Exercise directions: Lines containing the string "FRIED" are to be collected in full.

• • • • • • •

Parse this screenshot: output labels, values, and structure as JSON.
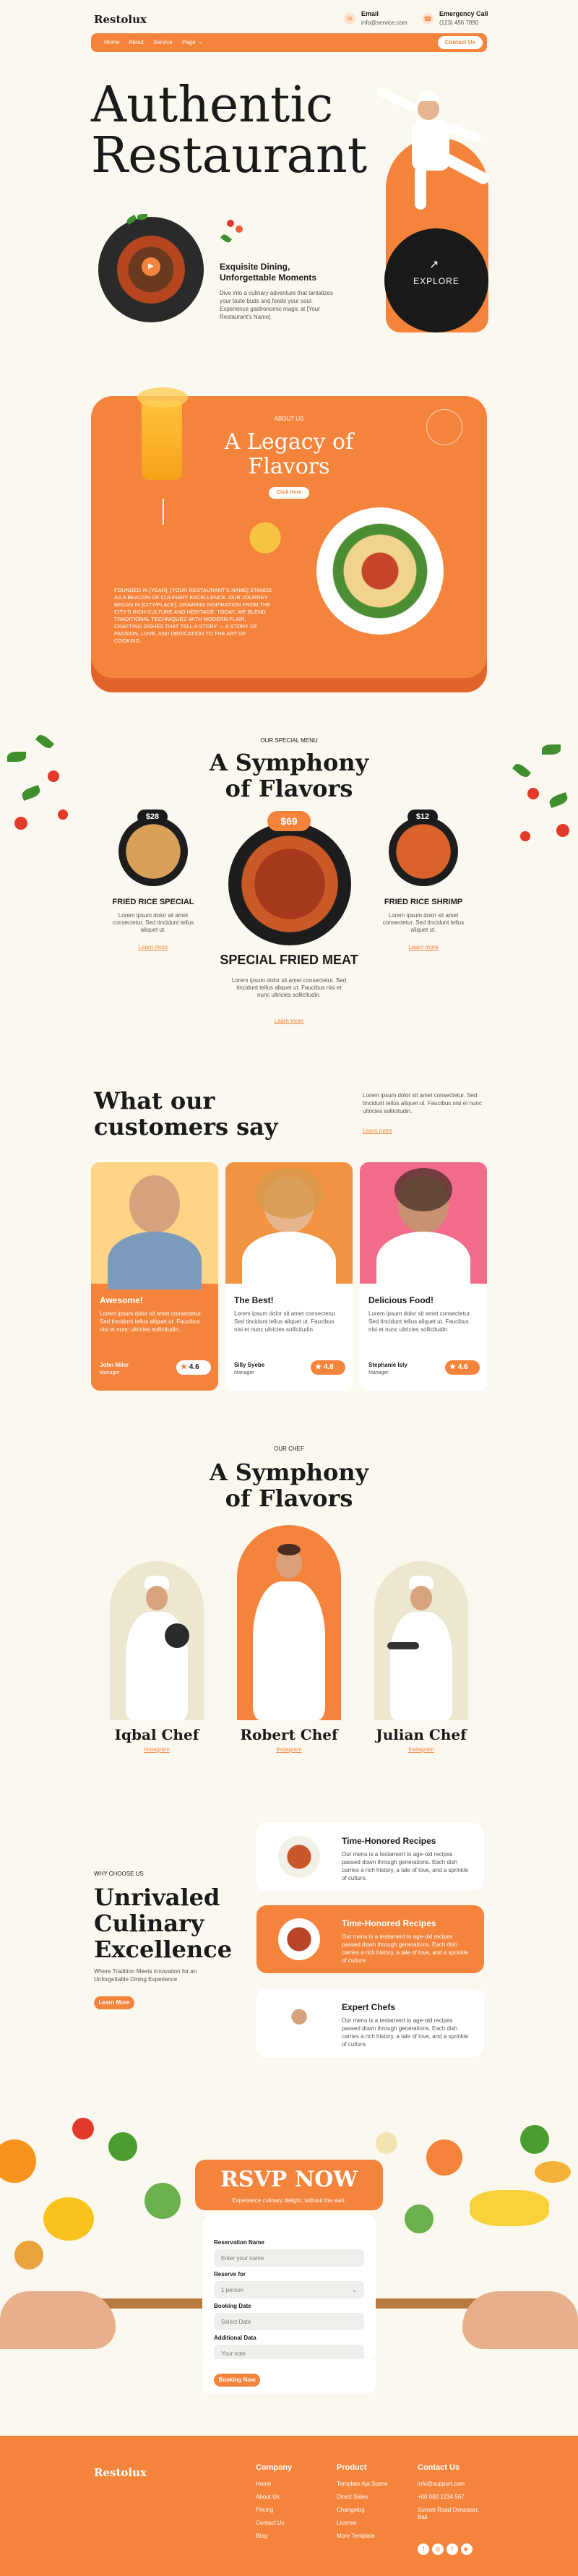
{
  "header": {
    "logo": "Restolux",
    "email_label": "Email",
    "email_value": "info@service.com",
    "call_label": "Emergency Call",
    "call_value": "(123) 456 7890",
    "nav": [
      "Home",
      "About",
      "Service",
      "Page"
    ],
    "contact_btn": "Contact Us"
  },
  "hero": {
    "title_line1": "Authentic",
    "title_line2": "Restaurant",
    "sub_title": "Exquisite Dining, Unforgettable Moments",
    "sub_text": "Dive into a culinary adventure that tantalizes your taste buds and feeds your soul. Experience gastronomic magic at [Your Restaurant's Name].",
    "explore": "EXPLORE"
  },
  "about": {
    "eyebrow": "ABOUT US",
    "title_line1": "A Legacy of",
    "title_line2": "Flavors",
    "btn": "Click Here",
    "body": "FOUNDED IN [YEAR], [YOUR RESTAURANT'S NAME] STANDS AS A BEACON OF CULINARY EXCELLENCE. OUR JOURNEY BEGAN IN [CITY/PLACE], DRAWING INSPIRATION FROM THE CITY'S RICH CULTURE AND HERITAGE. TODAY, WE BLEND TRADITIONAL TECHNIQUES WITH MODERN FLAIR, CRAFTING DISHES THAT TELL A STORY — A STORY OF PASSION, LOVE, AND DEDICATION TO THE ART OF COOKING."
  },
  "menu": {
    "eyebrow": "OUR SPECIAL MENU",
    "title_line1": "A Symphony",
    "title_line2": "of Flavors",
    "items": [
      {
        "price": "$28",
        "name": "FRIED RICE SPECIAL",
        "desc": "Lorem ipsum dolor sit amet consectetur. Sed tincidunt tellus aliquet ut.",
        "link": "Learn more"
      },
      {
        "price": "$69",
        "name": "SPECIAL FRIED MEAT",
        "desc": "Lorem ipsum dolor sit amet consectetur. Sed tincidunt tellus aliquet ut. Faucibus nisi et nunc ultricies sollicitudin.",
        "link": "Learn more"
      },
      {
        "price": "$12",
        "name": "FRIED RICE SHRIMP",
        "desc": "Lorem ipsum dolor sit amet consectetur. Sed tincidunt tellus aliquet ut.",
        "link": "Learn more"
      }
    ]
  },
  "testimonials": {
    "title_line1": "What our",
    "title_line2": "customers say",
    "intro": "Lorem ipsum dolor sit amet consectetur. Sed tincidunt tellus aliquet ut. Faucibus nisi et nunc ultricies sollicitudin.",
    "link": "Learn more",
    "cards": [
      {
        "title": "Awesome!",
        "text": "Lorem ipsum dolor sit amet consectetur. Sed tincidunt tellus aliquet ut. Faucibus nisi et nunc ultricies sollicitudin.",
        "name": "John Miler",
        "role": "Manager",
        "rating": "4.6"
      },
      {
        "title": "The Best!",
        "text": "Lorem ipsum dolor sit amet consectetur. Sed tincidunt tellus aliquet ut. Faucibus nisi et nunc ultricies sollicitudin.",
        "name": "Silly Syebe",
        "role": "Manager",
        "rating": "4.8"
      },
      {
        "title": "Delicious Food!",
        "text": "Lorem ipsum dolor sit amet consectetur. Sed tincidunt tellus aliquet ut. Faucibus nisi et nunc ultricies sollicitudin.",
        "name": "Stephanie Isly",
        "role": "Manager",
        "rating": "4.6"
      }
    ]
  },
  "chefs": {
    "eyebrow": "OUR CHEF",
    "title_line1": "A Symphony",
    "title_line2": "of Flavors",
    "list": [
      {
        "name": "Iqbal Chef",
        "link": "Instagram"
      },
      {
        "name": "Robert Chef",
        "link": "Instagram"
      },
      {
        "name": "Julian Chef",
        "link": "Instagram"
      }
    ]
  },
  "why": {
    "eyebrow": "WHY CHOOSE US",
    "title_line1": "Unrivaled",
    "title_line2": "Culinary",
    "title_line3": "Excellence",
    "sub": "Where Tradition Meets Innovation for an Unforgettable Dining Experience",
    "btn": "Learn More",
    "features": [
      {
        "title": "Time-Honored Recipes",
        "text": "Our menu is a testament to age-old recipes passed down through generations. Each dish carries a rich history, a tale of love, and a sprinkle of culture."
      },
      {
        "title": "Time-Honored Recipes",
        "text": "Our menu is a testament to age-old recipes passed down through generations. Each dish carries a rich history, a tale of love, and a sprinkle of culture."
      },
      {
        "title": "Expert Chefs",
        "text": "Our menu is a testament to age-old recipes passed down through generations. Each dish carries a rich history, a tale of love, and a sprinkle of culture."
      }
    ]
  },
  "rsvp": {
    "title": "RSVP NOW",
    "sub": "Experience culinary delight, without the wait.",
    "name_label": "Reservation Name",
    "name_ph": "Enter your name",
    "reserve_label": "Reserve for",
    "reserve_val": "1 person",
    "date_label": "Booking Date",
    "date_ph": "Select Date",
    "notes_label": "Additional Data",
    "notes_ph": "Your note",
    "btn": "Booking Now"
  },
  "footer": {
    "logo": "Restolux",
    "company_h": "Company",
    "company": [
      "Home",
      "About Us",
      "Pricing",
      "Contact Us",
      "Blog"
    ],
    "product_h": "Product",
    "product": [
      "Template Aja Scene",
      "Direct Sales",
      "Changelog",
      "License",
      "More Template"
    ],
    "contact_h": "Contact Us",
    "contact": [
      "info@support.com",
      "+00 000 1234 567",
      "Sunset Road Denpasar, Bali"
    ]
  }
}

• • • • • • •

The answer:
        "name": "FRIED RICE SPECIAL",
        "name": "SPECIAL FRIED MEAT",
        "name": "FRIED RICE SHRIMP",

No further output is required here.